Work instructions: Please return all lines from the records below that include the string "this".

Records from a collection of figures
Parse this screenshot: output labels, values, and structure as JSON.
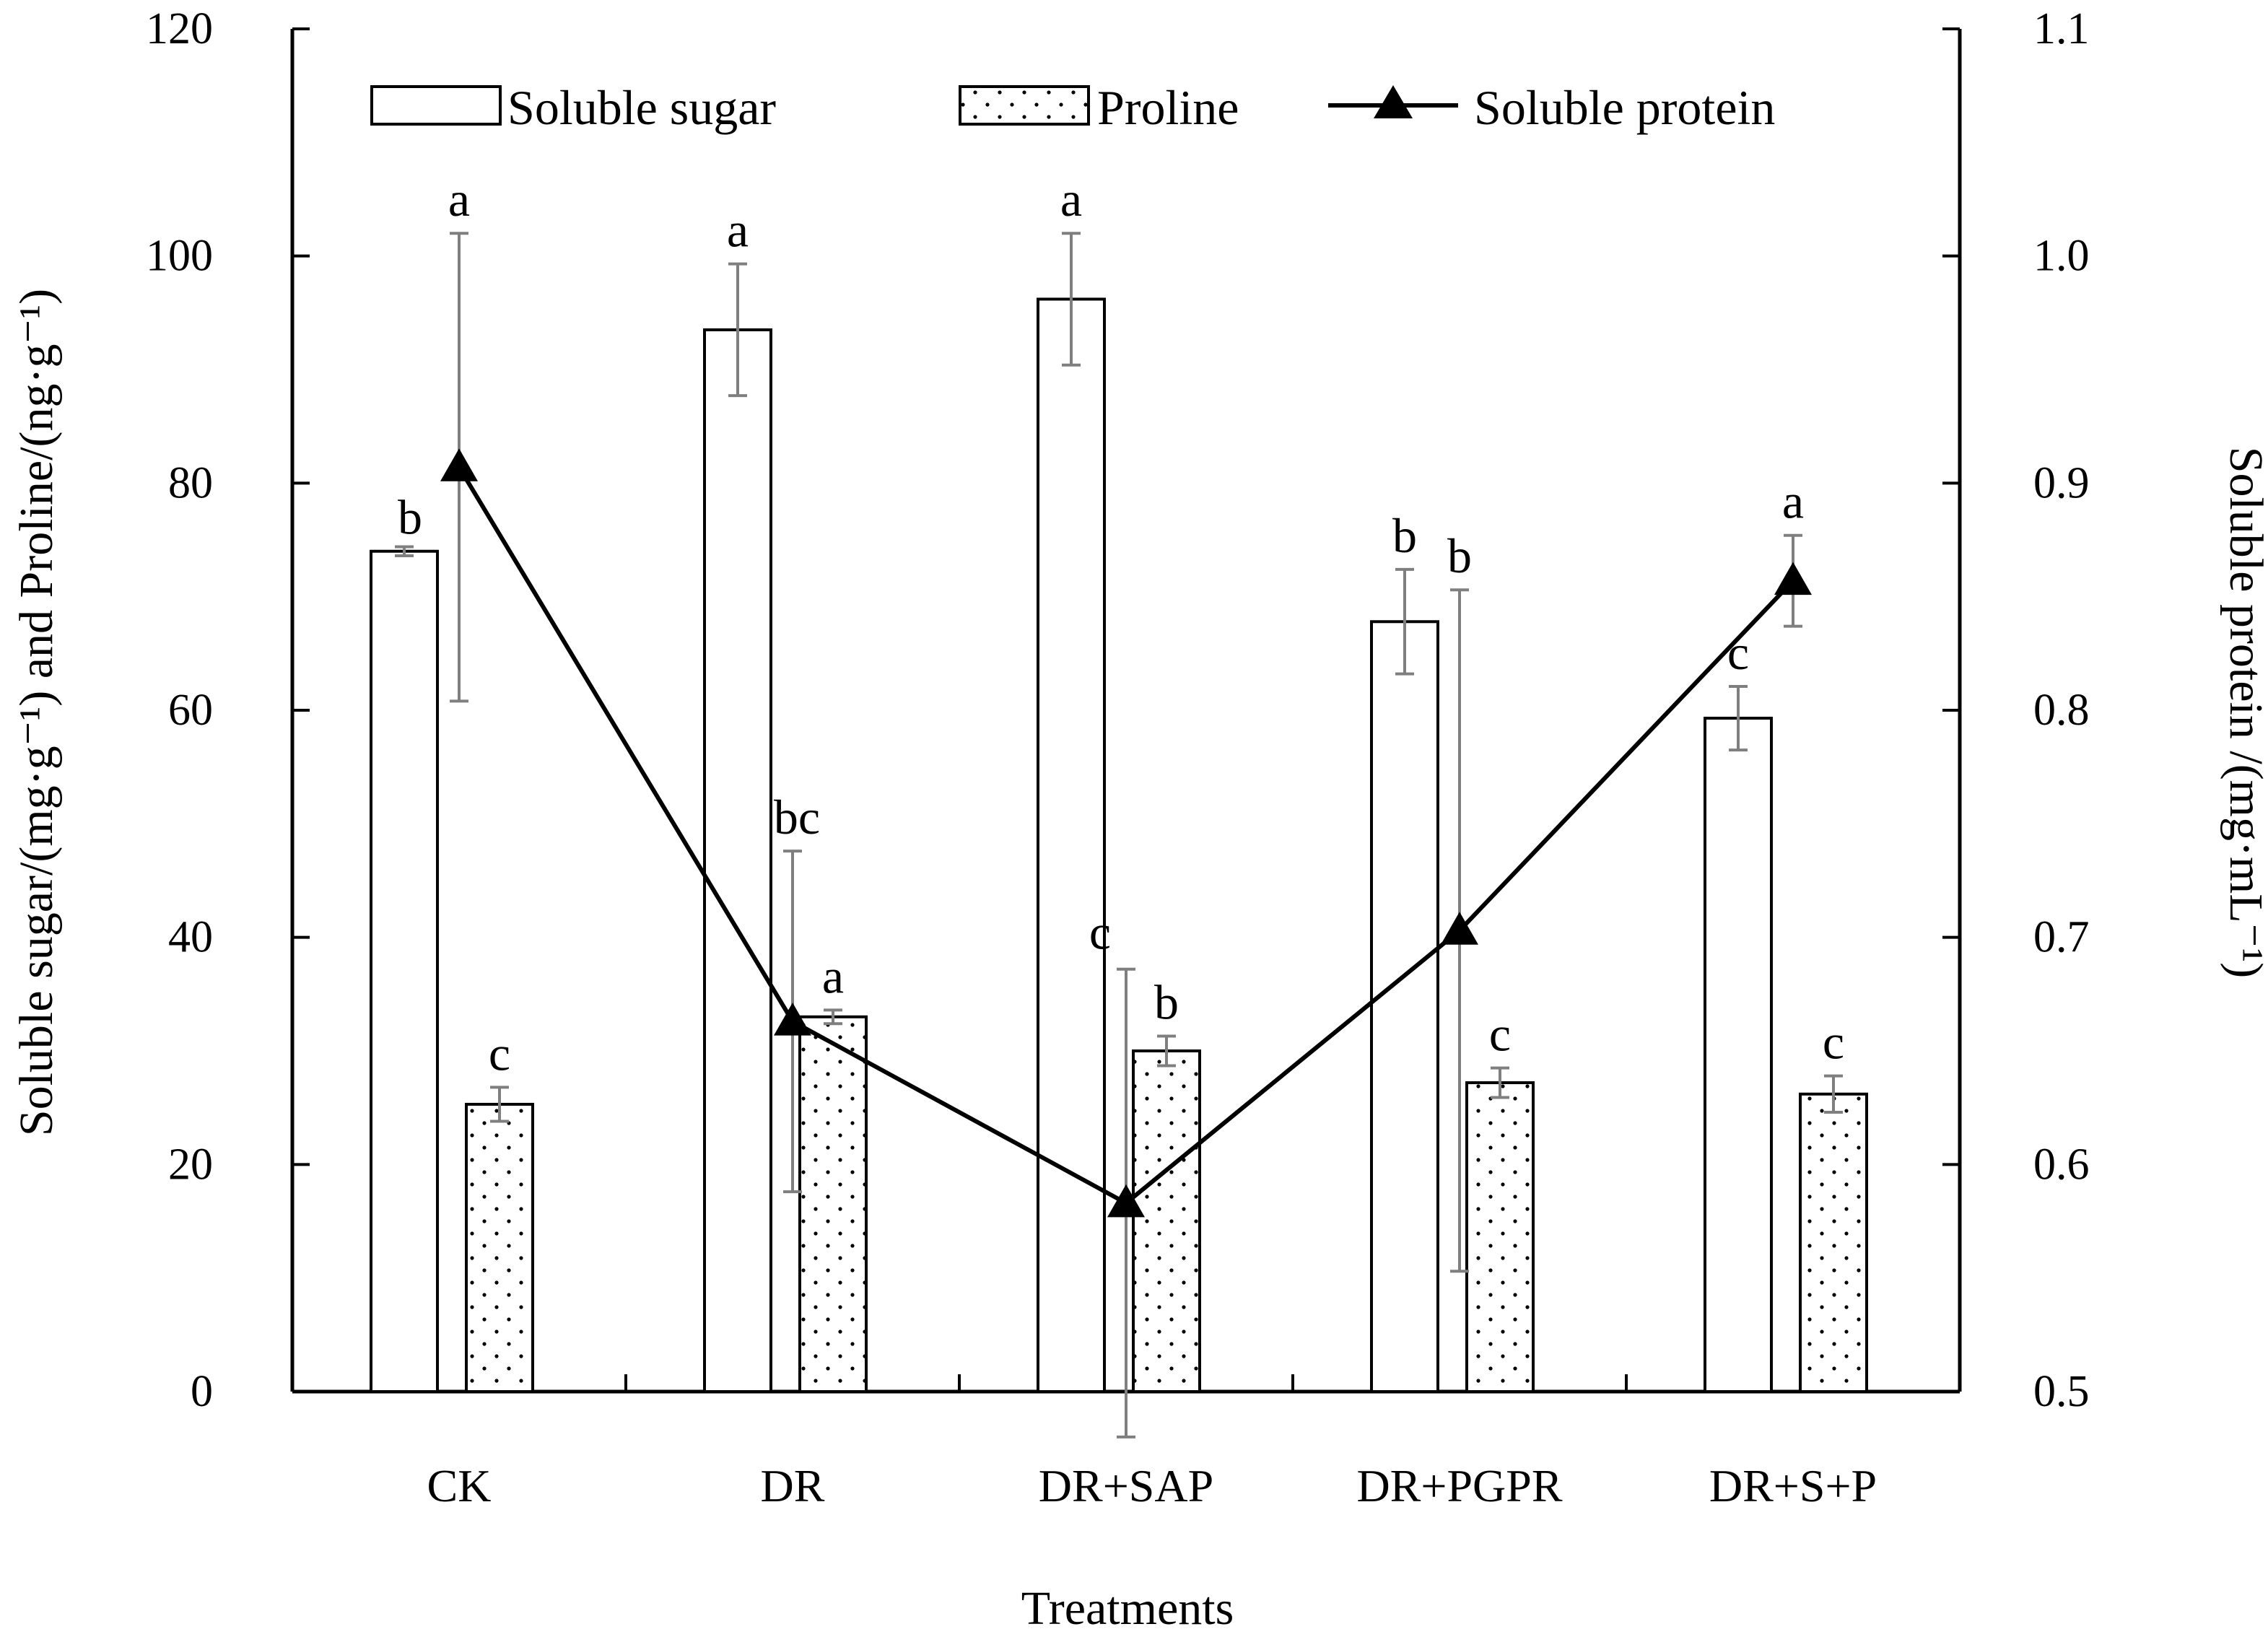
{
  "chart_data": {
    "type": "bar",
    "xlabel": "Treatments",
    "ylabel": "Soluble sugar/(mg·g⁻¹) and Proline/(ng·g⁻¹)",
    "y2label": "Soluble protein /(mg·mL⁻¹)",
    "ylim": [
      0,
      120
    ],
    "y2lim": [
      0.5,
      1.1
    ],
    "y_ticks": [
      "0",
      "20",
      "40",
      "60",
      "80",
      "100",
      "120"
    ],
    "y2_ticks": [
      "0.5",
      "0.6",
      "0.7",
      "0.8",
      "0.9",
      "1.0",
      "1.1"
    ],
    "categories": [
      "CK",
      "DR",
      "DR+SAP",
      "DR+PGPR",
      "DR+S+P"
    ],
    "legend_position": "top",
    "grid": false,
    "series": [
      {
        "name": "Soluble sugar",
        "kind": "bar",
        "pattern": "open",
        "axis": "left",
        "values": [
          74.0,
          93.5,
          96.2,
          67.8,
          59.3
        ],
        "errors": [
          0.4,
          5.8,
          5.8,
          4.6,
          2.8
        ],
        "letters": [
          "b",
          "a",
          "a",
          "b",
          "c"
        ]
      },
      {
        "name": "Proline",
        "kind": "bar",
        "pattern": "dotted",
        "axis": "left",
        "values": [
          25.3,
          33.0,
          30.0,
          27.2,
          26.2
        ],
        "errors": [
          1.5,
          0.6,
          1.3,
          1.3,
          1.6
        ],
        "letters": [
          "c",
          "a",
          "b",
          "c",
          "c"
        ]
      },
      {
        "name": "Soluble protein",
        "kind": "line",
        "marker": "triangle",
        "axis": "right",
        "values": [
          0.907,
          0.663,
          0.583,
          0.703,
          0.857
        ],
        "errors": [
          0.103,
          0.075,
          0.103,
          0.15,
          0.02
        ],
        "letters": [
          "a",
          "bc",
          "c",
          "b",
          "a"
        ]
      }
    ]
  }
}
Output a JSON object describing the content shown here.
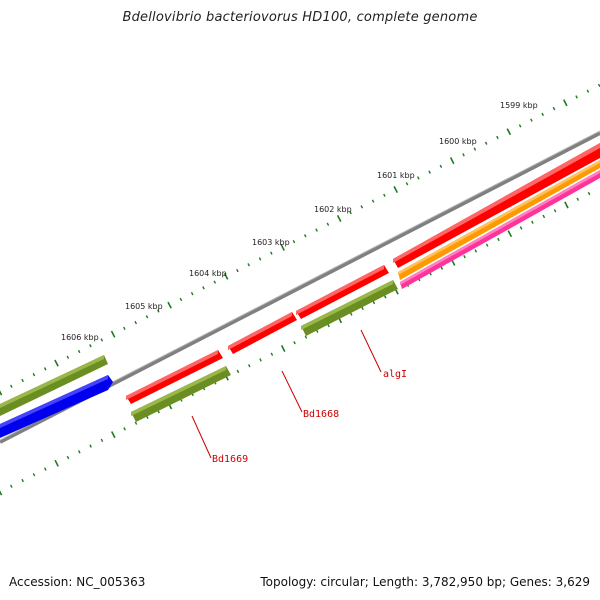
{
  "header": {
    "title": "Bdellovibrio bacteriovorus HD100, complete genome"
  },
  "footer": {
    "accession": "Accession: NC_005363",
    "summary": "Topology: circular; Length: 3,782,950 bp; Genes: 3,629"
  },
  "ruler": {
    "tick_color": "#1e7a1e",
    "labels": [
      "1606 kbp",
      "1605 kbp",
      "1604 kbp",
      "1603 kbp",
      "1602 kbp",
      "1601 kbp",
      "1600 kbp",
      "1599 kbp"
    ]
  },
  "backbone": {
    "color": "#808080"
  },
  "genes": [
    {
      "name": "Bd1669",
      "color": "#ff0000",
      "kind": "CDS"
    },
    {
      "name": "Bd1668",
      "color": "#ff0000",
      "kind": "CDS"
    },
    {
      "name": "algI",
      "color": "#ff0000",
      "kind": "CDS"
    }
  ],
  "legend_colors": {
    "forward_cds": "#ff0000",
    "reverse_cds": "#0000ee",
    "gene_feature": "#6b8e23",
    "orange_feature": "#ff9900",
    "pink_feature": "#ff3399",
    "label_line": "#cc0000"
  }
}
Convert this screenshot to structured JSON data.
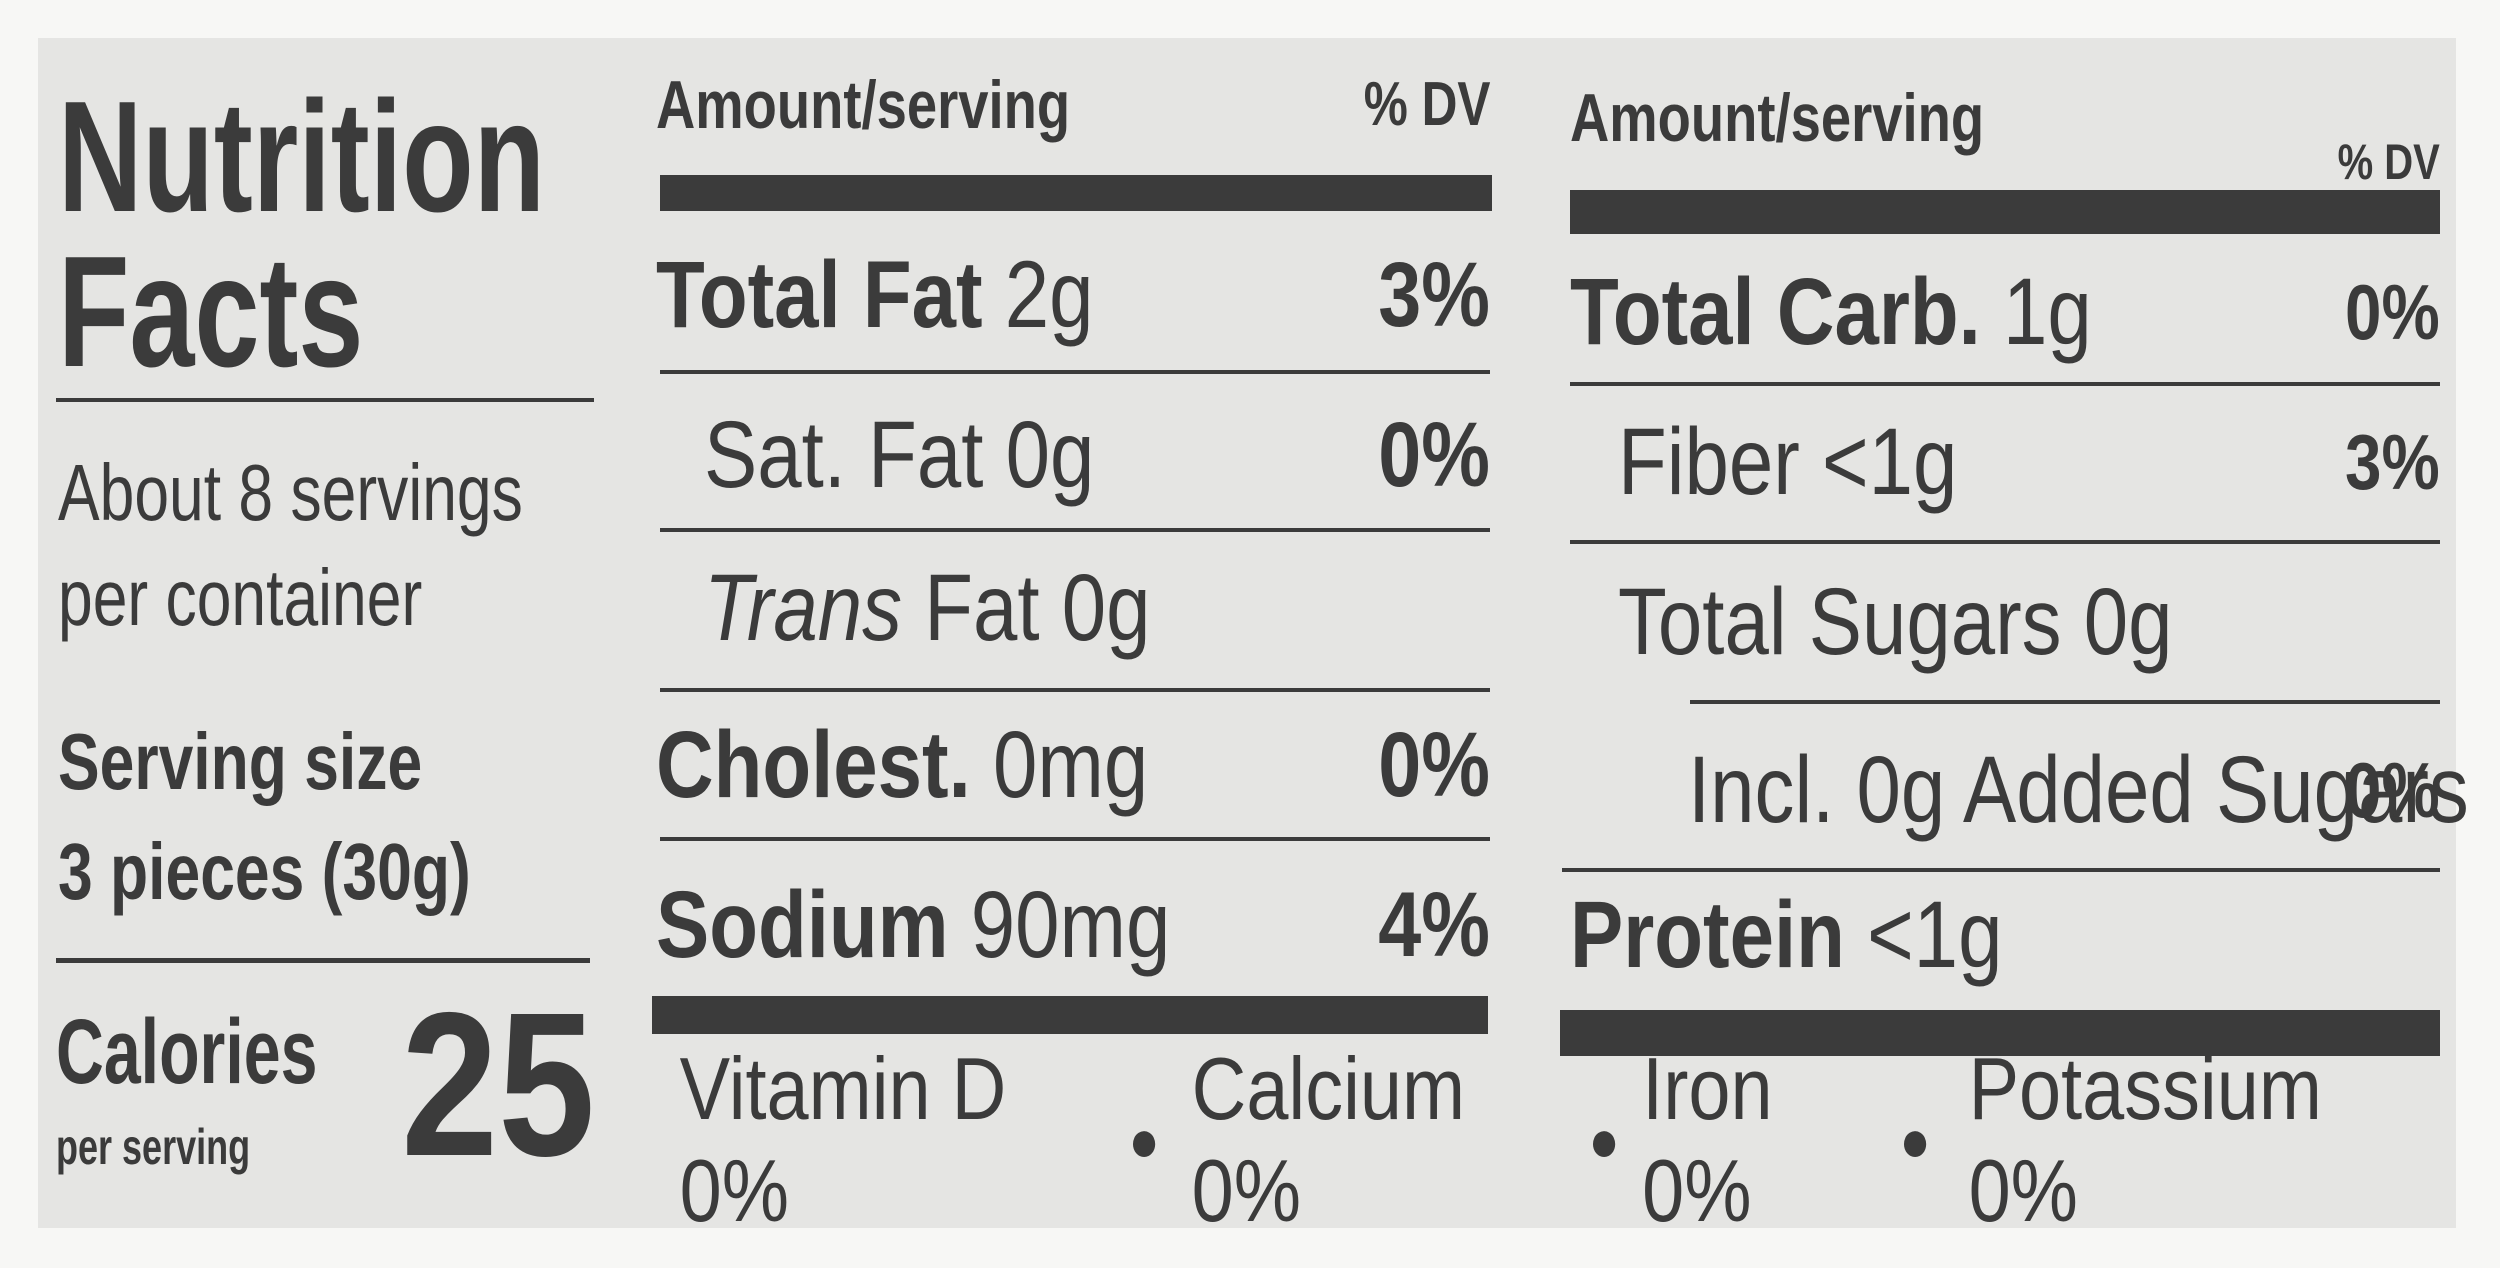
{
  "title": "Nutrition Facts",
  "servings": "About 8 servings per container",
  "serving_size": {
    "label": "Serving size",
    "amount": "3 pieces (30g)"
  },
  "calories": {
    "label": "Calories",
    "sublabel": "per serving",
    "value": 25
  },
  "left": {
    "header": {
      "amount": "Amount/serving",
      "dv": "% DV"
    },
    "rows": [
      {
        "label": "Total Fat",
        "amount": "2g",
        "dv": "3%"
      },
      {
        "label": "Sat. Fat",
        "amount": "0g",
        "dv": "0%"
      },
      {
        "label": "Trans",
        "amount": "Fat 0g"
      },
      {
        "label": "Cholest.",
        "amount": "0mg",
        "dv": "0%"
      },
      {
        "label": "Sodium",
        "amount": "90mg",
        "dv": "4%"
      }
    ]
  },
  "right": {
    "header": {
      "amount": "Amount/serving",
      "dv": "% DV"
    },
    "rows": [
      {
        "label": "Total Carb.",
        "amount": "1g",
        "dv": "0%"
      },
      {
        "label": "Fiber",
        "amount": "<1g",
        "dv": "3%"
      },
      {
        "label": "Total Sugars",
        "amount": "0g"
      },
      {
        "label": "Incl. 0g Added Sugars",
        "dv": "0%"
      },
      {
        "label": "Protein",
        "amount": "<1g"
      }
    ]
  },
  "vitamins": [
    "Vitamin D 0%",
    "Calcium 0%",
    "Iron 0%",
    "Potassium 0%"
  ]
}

Result:
Parse this screenshot: output labels, values, and structure as JSON.
Convert this screenshot to structured JSON data.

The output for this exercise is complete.